From the listing below, pull each line that includes "lower".
===== Record set
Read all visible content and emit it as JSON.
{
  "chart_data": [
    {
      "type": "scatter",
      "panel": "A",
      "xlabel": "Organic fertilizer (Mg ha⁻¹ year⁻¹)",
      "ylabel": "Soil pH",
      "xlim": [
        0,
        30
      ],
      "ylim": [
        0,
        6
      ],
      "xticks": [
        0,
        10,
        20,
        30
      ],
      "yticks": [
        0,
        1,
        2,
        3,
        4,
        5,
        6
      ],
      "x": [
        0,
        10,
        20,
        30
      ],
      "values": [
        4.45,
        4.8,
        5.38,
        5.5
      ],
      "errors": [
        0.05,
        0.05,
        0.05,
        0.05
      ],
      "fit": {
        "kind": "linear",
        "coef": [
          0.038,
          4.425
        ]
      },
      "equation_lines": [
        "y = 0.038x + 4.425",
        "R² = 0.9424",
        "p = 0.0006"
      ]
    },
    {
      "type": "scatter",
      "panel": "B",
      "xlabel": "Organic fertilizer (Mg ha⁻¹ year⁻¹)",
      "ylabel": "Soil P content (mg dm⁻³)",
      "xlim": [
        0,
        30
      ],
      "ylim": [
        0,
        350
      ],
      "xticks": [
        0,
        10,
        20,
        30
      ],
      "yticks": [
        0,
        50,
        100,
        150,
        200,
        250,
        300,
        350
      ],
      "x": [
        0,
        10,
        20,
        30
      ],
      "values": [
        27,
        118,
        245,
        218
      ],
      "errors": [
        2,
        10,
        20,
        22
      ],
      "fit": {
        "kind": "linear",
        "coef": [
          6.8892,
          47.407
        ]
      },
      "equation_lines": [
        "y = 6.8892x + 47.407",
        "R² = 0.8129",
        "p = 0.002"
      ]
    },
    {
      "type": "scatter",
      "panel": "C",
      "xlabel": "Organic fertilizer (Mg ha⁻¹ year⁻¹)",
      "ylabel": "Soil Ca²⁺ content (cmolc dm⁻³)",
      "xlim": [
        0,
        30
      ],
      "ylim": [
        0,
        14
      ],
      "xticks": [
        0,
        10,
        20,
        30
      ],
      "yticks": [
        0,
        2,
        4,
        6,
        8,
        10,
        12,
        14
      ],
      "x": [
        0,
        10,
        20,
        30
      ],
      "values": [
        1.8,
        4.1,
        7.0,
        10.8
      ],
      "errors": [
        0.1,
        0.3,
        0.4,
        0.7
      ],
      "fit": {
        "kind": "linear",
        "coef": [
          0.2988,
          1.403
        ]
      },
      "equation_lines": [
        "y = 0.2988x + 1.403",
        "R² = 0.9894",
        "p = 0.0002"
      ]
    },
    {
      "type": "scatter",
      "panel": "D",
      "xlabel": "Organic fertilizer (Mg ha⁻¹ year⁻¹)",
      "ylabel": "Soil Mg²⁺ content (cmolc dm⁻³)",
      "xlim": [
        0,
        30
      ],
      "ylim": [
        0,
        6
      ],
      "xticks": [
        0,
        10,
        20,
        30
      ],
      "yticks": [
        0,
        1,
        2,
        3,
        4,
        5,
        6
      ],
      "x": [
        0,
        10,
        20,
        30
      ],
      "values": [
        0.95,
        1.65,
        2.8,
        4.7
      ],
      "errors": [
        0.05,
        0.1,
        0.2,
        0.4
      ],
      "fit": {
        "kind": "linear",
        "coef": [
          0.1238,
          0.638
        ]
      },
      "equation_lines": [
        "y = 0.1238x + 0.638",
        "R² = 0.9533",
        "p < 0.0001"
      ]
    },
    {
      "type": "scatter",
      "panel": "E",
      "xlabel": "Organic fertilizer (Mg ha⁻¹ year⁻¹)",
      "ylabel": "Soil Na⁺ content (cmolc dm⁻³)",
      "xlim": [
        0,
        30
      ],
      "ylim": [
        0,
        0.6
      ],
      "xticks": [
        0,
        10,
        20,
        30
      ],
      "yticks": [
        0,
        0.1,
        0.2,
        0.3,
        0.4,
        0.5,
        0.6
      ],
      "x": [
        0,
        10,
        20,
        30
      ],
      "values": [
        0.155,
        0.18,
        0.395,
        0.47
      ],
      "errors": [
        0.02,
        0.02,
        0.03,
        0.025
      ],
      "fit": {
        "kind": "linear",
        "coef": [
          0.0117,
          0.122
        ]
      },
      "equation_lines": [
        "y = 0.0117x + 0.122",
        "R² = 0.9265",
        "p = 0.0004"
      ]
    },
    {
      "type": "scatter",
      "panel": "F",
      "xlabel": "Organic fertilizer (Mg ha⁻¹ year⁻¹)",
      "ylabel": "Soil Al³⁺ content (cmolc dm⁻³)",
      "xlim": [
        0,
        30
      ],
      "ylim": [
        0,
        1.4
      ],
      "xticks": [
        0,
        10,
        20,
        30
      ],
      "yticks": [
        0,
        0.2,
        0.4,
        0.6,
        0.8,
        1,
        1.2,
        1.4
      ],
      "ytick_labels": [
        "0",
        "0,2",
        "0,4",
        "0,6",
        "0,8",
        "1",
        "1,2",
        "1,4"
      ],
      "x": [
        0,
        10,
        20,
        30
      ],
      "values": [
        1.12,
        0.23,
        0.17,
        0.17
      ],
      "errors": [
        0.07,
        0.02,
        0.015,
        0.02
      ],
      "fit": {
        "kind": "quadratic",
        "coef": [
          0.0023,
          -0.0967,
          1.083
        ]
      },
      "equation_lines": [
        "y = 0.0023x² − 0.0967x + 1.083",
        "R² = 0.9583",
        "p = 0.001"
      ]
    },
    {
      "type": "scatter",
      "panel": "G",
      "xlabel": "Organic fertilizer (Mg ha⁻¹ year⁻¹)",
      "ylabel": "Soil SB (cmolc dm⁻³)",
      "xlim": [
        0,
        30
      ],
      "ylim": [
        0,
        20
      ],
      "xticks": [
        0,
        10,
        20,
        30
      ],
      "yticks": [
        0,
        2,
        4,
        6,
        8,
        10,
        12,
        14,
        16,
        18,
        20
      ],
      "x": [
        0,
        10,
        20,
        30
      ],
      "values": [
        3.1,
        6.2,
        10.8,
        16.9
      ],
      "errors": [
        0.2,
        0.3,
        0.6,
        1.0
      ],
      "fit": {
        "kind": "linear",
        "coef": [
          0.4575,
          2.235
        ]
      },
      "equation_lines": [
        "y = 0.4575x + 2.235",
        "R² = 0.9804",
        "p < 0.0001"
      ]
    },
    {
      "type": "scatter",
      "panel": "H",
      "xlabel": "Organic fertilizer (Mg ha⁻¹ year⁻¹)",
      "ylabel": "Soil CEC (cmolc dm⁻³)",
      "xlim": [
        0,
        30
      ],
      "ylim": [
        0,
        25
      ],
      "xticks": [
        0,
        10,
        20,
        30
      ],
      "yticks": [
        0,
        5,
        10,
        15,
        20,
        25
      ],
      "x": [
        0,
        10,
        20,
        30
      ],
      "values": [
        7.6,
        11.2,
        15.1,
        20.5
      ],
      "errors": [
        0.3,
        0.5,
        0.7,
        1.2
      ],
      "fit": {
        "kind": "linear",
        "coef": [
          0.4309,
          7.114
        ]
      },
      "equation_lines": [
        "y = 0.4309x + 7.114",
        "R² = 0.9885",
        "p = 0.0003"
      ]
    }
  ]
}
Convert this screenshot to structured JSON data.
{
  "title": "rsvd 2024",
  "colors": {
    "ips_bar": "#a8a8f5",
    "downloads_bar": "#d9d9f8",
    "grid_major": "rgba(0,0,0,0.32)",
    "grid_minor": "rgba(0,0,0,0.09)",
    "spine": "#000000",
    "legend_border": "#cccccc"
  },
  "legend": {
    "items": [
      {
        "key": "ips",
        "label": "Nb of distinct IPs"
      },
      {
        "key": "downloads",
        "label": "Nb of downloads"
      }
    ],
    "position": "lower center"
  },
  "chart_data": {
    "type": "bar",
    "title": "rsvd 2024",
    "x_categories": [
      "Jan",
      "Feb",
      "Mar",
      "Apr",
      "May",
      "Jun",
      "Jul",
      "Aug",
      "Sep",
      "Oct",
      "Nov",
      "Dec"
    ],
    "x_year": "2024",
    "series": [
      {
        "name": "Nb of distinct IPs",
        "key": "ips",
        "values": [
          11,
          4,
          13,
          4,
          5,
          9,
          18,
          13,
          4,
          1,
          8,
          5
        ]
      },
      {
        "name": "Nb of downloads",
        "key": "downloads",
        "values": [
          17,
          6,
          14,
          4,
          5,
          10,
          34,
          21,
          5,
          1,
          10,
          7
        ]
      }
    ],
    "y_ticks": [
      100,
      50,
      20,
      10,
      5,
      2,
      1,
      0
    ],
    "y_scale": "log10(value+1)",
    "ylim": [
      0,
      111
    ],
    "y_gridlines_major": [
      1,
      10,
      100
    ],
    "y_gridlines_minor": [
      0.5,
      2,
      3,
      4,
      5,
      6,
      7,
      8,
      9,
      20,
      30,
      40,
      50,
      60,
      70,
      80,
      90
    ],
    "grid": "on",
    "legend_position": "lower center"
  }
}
==========
Output of the exercise —
    "position": "lower center"
    "legend_position": "lower center"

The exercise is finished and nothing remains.